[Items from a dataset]
= = = = =

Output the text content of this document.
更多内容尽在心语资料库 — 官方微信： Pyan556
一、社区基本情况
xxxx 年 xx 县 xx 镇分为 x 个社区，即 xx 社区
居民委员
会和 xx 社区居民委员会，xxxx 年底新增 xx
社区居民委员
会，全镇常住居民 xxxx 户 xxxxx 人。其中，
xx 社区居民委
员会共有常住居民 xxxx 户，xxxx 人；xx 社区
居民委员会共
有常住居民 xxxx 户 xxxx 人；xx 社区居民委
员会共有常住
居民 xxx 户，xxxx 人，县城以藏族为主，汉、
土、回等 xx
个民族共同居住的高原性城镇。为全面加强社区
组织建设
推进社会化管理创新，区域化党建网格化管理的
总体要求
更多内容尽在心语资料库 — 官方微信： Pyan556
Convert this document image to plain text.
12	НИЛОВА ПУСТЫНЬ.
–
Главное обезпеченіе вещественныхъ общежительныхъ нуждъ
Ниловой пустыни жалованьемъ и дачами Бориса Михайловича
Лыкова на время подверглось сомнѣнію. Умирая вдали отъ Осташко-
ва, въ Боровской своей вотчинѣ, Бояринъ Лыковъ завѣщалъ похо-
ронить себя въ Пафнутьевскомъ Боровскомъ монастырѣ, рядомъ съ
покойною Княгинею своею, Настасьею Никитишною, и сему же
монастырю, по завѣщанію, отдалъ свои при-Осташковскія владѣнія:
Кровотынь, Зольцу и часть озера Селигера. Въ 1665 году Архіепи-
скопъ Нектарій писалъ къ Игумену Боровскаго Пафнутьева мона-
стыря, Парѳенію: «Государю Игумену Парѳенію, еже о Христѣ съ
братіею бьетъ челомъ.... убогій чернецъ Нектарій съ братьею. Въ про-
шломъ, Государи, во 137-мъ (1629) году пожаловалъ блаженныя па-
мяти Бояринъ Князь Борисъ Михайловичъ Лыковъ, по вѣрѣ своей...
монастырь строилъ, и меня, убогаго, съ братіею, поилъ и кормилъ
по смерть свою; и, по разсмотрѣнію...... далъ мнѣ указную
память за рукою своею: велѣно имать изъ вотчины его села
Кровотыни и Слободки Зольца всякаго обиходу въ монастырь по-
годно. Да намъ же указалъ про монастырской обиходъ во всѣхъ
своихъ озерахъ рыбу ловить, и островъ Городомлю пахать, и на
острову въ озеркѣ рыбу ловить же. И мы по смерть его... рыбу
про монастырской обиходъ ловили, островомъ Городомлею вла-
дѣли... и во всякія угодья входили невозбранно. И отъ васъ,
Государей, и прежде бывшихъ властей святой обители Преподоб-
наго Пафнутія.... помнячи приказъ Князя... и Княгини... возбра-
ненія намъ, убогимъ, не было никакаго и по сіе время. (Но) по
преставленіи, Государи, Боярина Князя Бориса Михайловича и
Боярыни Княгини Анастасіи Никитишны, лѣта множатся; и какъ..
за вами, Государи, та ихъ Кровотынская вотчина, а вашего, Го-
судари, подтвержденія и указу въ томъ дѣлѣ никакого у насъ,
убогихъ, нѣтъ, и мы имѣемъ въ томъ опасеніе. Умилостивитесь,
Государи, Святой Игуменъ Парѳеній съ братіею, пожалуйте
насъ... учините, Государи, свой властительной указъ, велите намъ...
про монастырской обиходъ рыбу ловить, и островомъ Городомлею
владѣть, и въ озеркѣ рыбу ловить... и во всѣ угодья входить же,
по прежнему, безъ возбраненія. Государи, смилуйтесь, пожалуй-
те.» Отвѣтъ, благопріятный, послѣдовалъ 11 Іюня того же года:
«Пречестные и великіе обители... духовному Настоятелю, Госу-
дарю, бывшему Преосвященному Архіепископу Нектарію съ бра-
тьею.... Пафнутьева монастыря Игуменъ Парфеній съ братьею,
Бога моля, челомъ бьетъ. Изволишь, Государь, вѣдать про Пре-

= = = = =

◆ What is asked
Write out every line of the entries that holds the word "Бояринъ".

◆ Task solution
ва, въ Боровской своей вотчинѣ, Бояринъ Лыковъ завѣщалъ похо-
мяти Бояринъ Князь Борисъ Михайловичъ Лыковъ, по вѣрѣ своей...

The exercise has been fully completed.